═══ DATA SUPPLIED ═══

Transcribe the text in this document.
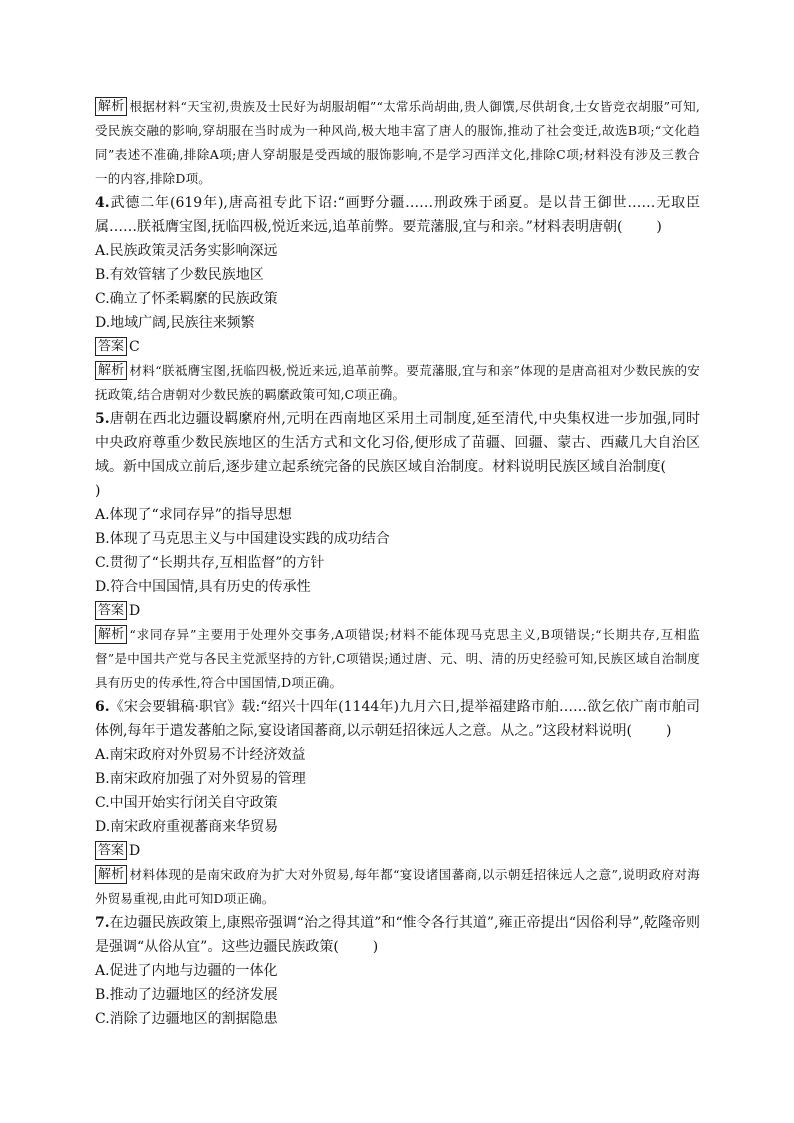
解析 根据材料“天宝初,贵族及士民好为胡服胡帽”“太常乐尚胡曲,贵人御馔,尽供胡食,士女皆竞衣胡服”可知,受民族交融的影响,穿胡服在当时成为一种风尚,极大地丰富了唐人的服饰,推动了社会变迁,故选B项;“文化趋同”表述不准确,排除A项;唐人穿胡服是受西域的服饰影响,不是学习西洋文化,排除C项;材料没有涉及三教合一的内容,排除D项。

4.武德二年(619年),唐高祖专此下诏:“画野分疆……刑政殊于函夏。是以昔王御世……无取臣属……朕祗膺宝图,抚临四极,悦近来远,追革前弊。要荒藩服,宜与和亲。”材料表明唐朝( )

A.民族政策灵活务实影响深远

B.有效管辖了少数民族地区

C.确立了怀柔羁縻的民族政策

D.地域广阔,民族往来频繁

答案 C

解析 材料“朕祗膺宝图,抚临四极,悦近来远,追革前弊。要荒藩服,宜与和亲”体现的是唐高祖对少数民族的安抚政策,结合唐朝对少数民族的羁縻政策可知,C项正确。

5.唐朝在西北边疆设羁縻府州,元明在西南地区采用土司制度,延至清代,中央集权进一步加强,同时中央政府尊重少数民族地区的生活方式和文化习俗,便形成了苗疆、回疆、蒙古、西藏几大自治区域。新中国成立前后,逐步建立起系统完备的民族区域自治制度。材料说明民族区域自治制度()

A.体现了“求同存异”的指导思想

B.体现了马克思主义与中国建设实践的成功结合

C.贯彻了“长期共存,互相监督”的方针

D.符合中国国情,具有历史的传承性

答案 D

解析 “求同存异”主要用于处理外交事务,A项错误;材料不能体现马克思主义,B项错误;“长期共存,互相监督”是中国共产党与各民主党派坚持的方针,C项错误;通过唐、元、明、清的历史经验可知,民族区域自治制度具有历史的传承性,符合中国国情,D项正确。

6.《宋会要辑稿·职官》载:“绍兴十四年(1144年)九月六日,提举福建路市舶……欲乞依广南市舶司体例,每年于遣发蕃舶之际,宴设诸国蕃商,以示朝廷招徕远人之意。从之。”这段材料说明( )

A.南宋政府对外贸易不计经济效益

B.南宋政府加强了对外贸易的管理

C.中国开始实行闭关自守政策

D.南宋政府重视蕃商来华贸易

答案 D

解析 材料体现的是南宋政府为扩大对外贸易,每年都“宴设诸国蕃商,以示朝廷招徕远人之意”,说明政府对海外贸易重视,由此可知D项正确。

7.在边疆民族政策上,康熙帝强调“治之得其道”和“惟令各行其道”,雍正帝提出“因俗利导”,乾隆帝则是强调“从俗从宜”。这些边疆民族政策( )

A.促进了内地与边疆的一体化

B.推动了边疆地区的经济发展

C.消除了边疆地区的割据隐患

═══

WHAT TO WORK ON:
Reproduce the whole listing word for word, setting aside any pictures.

RESPONSE TO THIS TASK:
Transcribe the text in this document.
解析 根据材料“天宝初,贵族及士民好为胡服胡帽”“太常乐尚胡曲,贵人御馔,尽供胡食,士女皆竞衣胡服”可知,受民族交融的影响,穿胡服在当时成为一种风尚,极大地丰富了唐人的服饰,推动了社会变迁,故选B项;“文化趋同”表述不准确,排除A项;唐人穿胡服是受西域的服饰影响,不是学习西洋文化,排除C项;材料没有涉及三教合一的内容,排除D项。

4.武德二年(619年),唐高祖专此下诏:“画野分疆……刑政殊于函夏。是以昔王御世……无取臣属……朕祗膺宝图,抚临四极,悦近来远,追革前弊。要荒藩服,宜与和亲。”材料表明唐朝( )

A.民族政策灵活务实影响深远

B.有效管辖了少数民族地区

C.确立了怀柔羁縻的民族政策

D.地域广阔,民族往来频繁

答案 C

解析 材料“朕祗膺宝图,抚临四极,悦近来远,追革前弊。要荒藩服,宜与和亲”体现的是唐高祖对少数民族的安抚政策,结合唐朝对少数民族的羁縻政策可知,C项正确。

5.唐朝在西北边疆设羁縻府州,元明在西南地区采用土司制度,延至清代,中央集权进一步加强,同时中央政府尊重少数民族地区的生活方式和文化习俗,便形成了苗疆、回疆、蒙古、西藏几大自治区域。新中国成立前后,逐步建立起系统完备的民族区域自治制度。材料说明民族区域自治制度()

A.体现了“求同存异”的指导思想

B.体现了马克思主义与中国建设实践的成功结合

C.贯彻了“长期共存,互相监督”的方针

D.符合中国国情,具有历史的传承性

答案 D

解析 “求同存异”主要用于处理外交事务,A项错误;材料不能体现马克思主义,B项错误;“长期共存,互相监督”是中国共产党与各民主党派坚持的方针,C项错误;通过唐、元、明、清的历史经验可知,民族区域自治制度具有历史的传承性,符合中国国情,D项正确。

6.《宋会要辑稿·职官》载:“绍兴十四年(1144年)九月六日,提举福建路市舶……欲乞依广南市舶司体例,每年于遣发蕃舶之际,宴设诸国蕃商,以示朝廷招徕远人之意。从之。”这段材料说明( )

A.南宋政府对外贸易不计经济效益

B.南宋政府加强了对外贸易的管理

C.中国开始实行闭关自守政策

D.南宋政府重视蕃商来华贸易

答案 D

解析 材料体现的是南宋政府为扩大对外贸易,每年都“宴设诸国蕃商,以示朝廷招徕远人之意”,说明政府对海外贸易重视,由此可知D项正确。

7.在边疆民族政策上,康熙帝强调“治之得其道”和“惟令各行其道”,雍正帝提出“因俗利导”,乾隆帝则是强调“从俗从宜”。这些边疆民族政策( )

A.促进了内地与边疆的一体化

B.推动了边疆地区的经济发展

C.消除了边疆地区的割据隐患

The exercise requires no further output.